◆ **Entries of transcribed document text**:
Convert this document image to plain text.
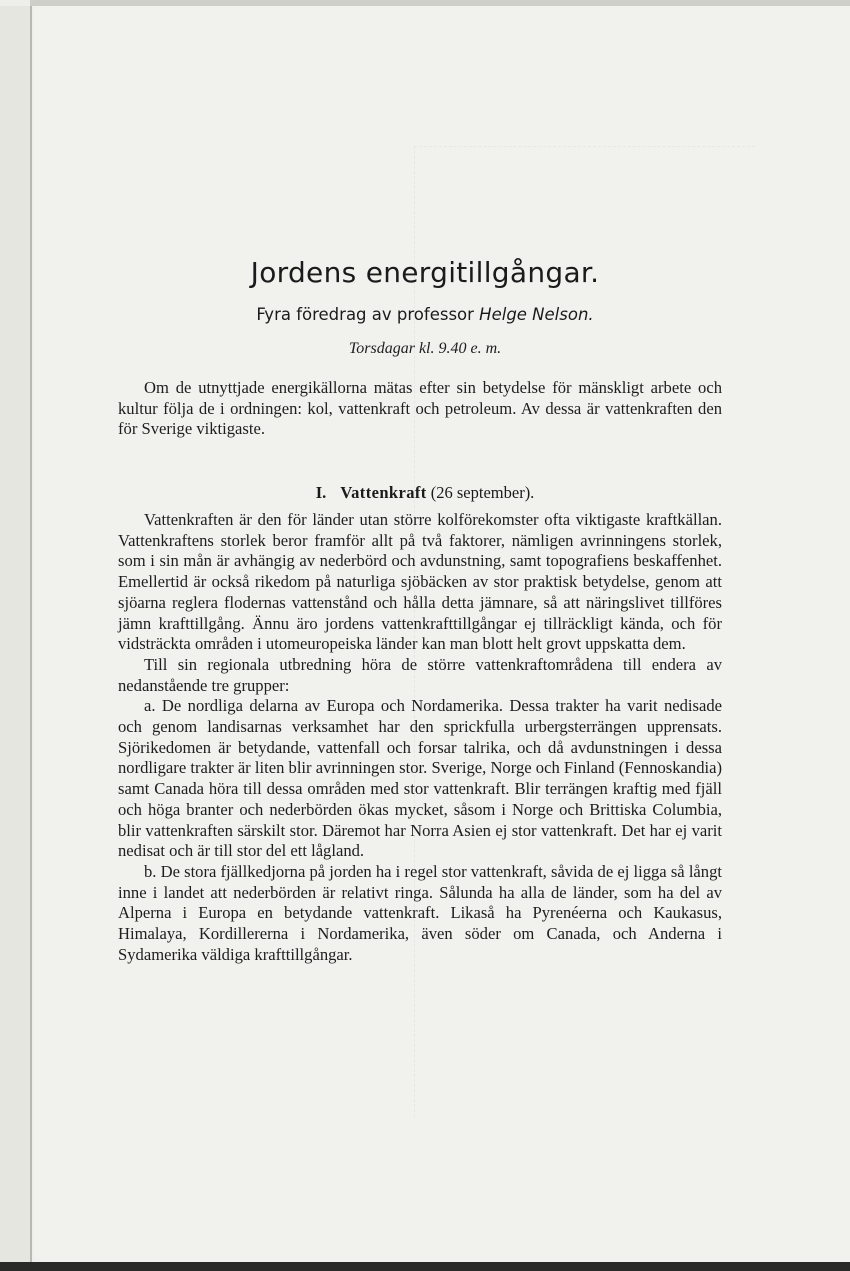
Jordens energitillgångar.
Fyra föredrag av professor Helge Nelson.
Torsdagar kl. 9.40 e. m.

Om de utnyttjade energikällorna mätas efter sin betydelse för mänskligt arbete och kultur följa de i ordningen: kol, vattenkraft och petroleum. Av dessa är vattenkraften den för Sverige viktigaste.

I. Vattenkraft (26 september).

Vattenkraften är den för länder utan större kolförekomster ofta viktigaste kraftkällan. Vattenkraftens storlek beror framför allt på två faktorer, nämligen avrinningens storlek, som i sin mån är avhängig av nederbörd och avdunstning, samt topografiens beskaffenhet. Emellertid är också rikedom på naturliga sjöbäcken av stor praktisk betydelse, genom att sjöarna reglera flodernas vattenstånd och hålla detta jämnare, så att näringslivet tillföres jämn krafttillgång. Ännu äro jordens vattenkrafttillgångar ej tillräckligt kända, och för vidsträckta områden i utomeuropeiska länder kan man blott helt grovt uppskatta dem.

Till sin regionala utbredning höra de större vattenkraftområdena till endera av nedanstående tre grupper:

a. De nordliga delarna av Europa och Nordamerika. Dessa trakter ha varit nedisade och genom landisarnas verksamhet har den sprickfulla urbergsterrängen upprensats. Sjörikedomen är betydande, vattenfall och forsar talrika, och då avdunstningen i dessa nordligare trakter är liten blir avrinningen stor. Sverige, Norge och Finland (Fennoskandia) samt Canada höra till dessa områden med stor vattenkraft. Blir terrängen kraftig med fjäll och höga branter och nederbörden ökas mycket, såsom i Norge och Brittiska Columbia, blir vattenkraften särskilt stor. Däremot har Norra Asien ej stor vattenkraft. Det har ej varit nedisat och är till stor del ett lågland.

b. De stora fjällkedjorna på jorden ha i regel stor vattenkraft, såvida de ej ligga så långt inne i landet att nederbörden är relativt ringa. Sålunda ha alla de länder, som ha del av Alperna i Europa en betydande vattenkraft. Likaså ha Pyrenéerna och Kaukasus, Himalaya, Kordillererna i Nordamerika, även söder om Canada, och Anderna i Sydamerika väldiga krafttillgångar.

◆ **PROBLEM DETAILS**:
Reproduce all lines above exactly. Leave the images out.

◆ **ANSWER TO THE PROBLEM**:
Convert this document image to plain text.
Jordens energitillgångar.
Fyra föredrag av professor Helge Nelson.
Torsdagar kl. 9.40 e. m.

Om de utnyttjade energikällorna mätas efter sin betydelse för mänskligt arbete och kultur följa de i ordningen: kol, vattenkraft och petroleum. Av dessa är vattenkraften den för Sverige viktigaste.

I. Vattenkraft (26 september).

Vattenkraften är den för länder utan större kolförekomster ofta viktigaste kraftkällan. Vattenkraftens storlek beror framför allt på två faktorer, nämligen avrinningens storlek, som i sin mån är avhängig av nederbörd och avdunstning, samt topografiens beskaffenhet. Emellertid är också rikedom på naturliga sjöbäcken av stor praktisk betydelse, genom att sjöarna reglera flodernas vattenstånd och hålla detta jämnare, så att näringslivet tillföres jämn krafttillgång. Ännu äro jordens vattenkrafttillgångar ej tillräckligt kända, och för vidsträckta områden i utomeuropeiska länder kan man blott helt grovt uppskatta dem.

Till sin regionala utbredning höra de större vattenkraftområdena till endera av nedanstående tre grupper:

a. De nordliga delarna av Europa och Nordamerika. Dessa trakter ha varit nedisade och genom landisarnas verksamhet har den sprickfulla urbergsterrängen upprensats. Sjörikedomen är betydande, vattenfall och forsar talrika, och då avdunstningen i dessa nordligare trakter är liten blir avrinningen stor. Sverige, Norge och Finland (Fennoskandia) samt Canada höra till dessa områden med stor vattenkraft. Blir terrängen kraftig med fjäll och höga branter och nederbörden ökas mycket, såsom i Norge och Brittiska Columbia, blir vattenkraften särskilt stor. Däremot har Norra Asien ej stor vattenkraft. Det har ej varit nedisat och är till stor del ett lågland.

b. De stora fjällkedjorna på jorden ha i regel stor vattenkraft, såvida de ej ligga så långt inne i landet att nederbörden är relativt ringa. Sålunda ha alla de länder, som ha del av Alperna i Europa en betydande vattenkraft. Likaså ha Pyrenéerna och Kaukasus, Himalaya, Kordillererna i Nordamerika, även söder om Canada, och Anderna i Sydamerika väldiga krafttillgångar.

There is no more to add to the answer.